**Document extract**
I’m a person who’s okay with emoting, but I’ve got to say I’ve never before walked through a gallery with tears streaming down my face. My friend was chatting away as we exited the video rooms at the Montreal Biennial last weekend until she looked at me. “Are you okay?” she asked, incredulous, laying a hand on my shoulder like one does with those unhinged. And honestly, I wasn’t sure that I was.

Jhave, Give Me Your Light

I imagine mine was the money-shot reaction sought by Montreal artist Jhave, the digital poet behind Give Me Your Light. The video, part of the biennial’s digital programming curated by Paule Mackrous, is the simplest thing: an alternating juxtaposition of two happenstance occurrences filmed by the artist on a trip to Macau. One half of the footage is of a monkey, tied by a two-foot chain to a fence and slowly going mad with boredom; the other is of a kitten, filthy and abandoned in a parking lot, about to die. Two-minute scenes of one and the other alternate according to a changing and unpredictable algorithm, which adds an element of suspense to the work. Nothing really happens, except that it creates – at least in me – an endless and unbearable feeling of hopelessness in the face of human stupidity and helplessness in regards to fate’s cruel path. Not an experience I expected on a sunny Saturday afternoon.

What at first seemed like a catchall theme astutely applied to a process fraught with chaos (producing a biennale with few funds and big ideas), the notion of “chance” ended up showing impressive clout in the curation of BNL MTL 2011. The starting point for biennial creator Claude Gosselin and this year’s guest curator David Liss (an old friend of the Montreal arts scene, who left the city to go do cool things for Toronto’s MOCCA about a decade ago) was the 1897 Stéphane Mallarmé poem Un coup de dés jamais n’abolira le hasard. As much graphic art object as it is literally experimentation, it is considered by many an arty egghead to have heralded the birth of contemporary art. It’s not a work that Liss – nor I – knew particularly well a few months ago, but it was a fitting seed for an experimental and intelligent project that grew into a gathering of international artists who sculpt unpredictability in very different ways.

**Parts of the exercise**
a – In the review of the Montreal Biennial, rewrite the passage between "I’m a person" and "that I was.", inclusive, swapping "gallery" for "museum".
b – According to the review of the Montreal Biennial, which poem was the starting point for the curation of BNL MTL 2011?
c – Decide whether each statement agrees with the review of the Montreal Biennial: (i) Give Me Your Light was filmed by the artist on a trip to Macau. (ii) The scenes in Give Me Your Light alternate on a fixed, predictable schedule. (iii) David Liss curated the biennial's digital programming.

[Source data]
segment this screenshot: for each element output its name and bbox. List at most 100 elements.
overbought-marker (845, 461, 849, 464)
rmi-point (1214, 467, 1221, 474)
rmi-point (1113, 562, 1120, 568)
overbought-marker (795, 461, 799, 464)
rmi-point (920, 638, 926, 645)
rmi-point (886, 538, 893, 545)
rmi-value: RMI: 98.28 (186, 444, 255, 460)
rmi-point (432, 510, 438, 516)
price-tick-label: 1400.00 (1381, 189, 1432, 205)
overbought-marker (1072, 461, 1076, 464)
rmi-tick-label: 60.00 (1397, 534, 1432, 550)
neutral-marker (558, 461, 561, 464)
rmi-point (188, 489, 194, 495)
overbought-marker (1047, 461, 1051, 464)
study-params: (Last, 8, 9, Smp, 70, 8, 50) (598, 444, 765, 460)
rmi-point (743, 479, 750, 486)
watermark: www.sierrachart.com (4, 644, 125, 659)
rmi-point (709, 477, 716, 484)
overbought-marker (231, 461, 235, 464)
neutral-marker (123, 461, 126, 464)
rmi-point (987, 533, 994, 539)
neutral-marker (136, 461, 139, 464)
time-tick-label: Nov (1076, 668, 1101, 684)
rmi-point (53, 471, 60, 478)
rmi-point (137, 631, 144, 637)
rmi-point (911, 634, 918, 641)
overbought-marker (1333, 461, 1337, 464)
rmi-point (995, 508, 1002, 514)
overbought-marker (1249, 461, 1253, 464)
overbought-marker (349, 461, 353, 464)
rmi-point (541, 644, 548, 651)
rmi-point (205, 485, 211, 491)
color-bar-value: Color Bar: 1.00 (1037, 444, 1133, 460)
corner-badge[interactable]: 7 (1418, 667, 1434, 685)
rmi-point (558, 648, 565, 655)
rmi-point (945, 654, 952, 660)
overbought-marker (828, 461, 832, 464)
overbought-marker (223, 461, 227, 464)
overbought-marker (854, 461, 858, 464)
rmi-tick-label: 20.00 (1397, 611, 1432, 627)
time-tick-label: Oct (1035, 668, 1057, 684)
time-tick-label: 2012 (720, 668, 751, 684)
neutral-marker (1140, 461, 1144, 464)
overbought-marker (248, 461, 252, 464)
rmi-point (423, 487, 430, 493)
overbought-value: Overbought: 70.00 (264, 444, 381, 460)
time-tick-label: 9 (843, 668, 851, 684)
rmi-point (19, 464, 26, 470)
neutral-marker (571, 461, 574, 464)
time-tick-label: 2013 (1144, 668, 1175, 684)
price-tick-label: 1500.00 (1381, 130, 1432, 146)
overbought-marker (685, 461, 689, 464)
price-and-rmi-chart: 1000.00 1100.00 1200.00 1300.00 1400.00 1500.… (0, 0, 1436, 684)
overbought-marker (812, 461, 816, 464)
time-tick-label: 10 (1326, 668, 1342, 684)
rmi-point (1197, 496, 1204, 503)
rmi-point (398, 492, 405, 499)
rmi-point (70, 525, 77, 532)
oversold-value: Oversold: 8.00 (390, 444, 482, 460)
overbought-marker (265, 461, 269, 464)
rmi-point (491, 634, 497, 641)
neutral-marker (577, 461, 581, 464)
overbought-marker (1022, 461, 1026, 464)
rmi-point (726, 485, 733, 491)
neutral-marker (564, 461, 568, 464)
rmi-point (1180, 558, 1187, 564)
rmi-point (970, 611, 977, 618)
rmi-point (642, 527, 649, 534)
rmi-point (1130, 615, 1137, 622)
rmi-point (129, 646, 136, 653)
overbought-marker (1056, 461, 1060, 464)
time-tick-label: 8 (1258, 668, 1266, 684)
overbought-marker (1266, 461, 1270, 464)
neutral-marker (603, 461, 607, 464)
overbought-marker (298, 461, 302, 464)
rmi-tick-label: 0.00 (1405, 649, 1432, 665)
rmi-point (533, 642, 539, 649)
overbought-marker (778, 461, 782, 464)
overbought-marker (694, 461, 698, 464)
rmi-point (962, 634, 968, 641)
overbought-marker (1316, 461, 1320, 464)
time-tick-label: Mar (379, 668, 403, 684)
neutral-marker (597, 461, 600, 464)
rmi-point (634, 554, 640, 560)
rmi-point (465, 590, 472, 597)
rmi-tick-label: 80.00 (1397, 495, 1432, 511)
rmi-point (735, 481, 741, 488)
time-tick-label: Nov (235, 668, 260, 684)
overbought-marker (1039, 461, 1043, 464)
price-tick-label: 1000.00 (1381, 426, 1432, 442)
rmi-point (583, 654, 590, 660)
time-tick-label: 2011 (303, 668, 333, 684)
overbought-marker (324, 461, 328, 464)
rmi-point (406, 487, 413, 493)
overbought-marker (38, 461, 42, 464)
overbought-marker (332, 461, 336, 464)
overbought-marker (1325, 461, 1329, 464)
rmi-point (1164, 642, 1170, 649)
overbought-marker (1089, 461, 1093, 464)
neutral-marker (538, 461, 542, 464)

**Numbered responses**
a –
I’m a person who’s okay with emoting, but I’ve got to say I’ve never before walked through a museum with tears streaming down my face. My friend was chatting away as we exited the video rooms at the Montreal Biennial last weekend until she looked at me. “Are you okay?” she asked, incredulous, laying a hand on my shoulder like one does with those unhinged. And honestly, I wasn’t sure that I was.

b – Stéphane Mallarmé's 1897 poem Un coup de dés jamais n'abolira le hasard.

c –
(i) Yes: "filmed by the artist on a trip to Macau."
(ii) No: "alternate according to a changing and unpredictable algorithm."
(iii) No: "the biennial’s digital programming curated by Paule Mackrous."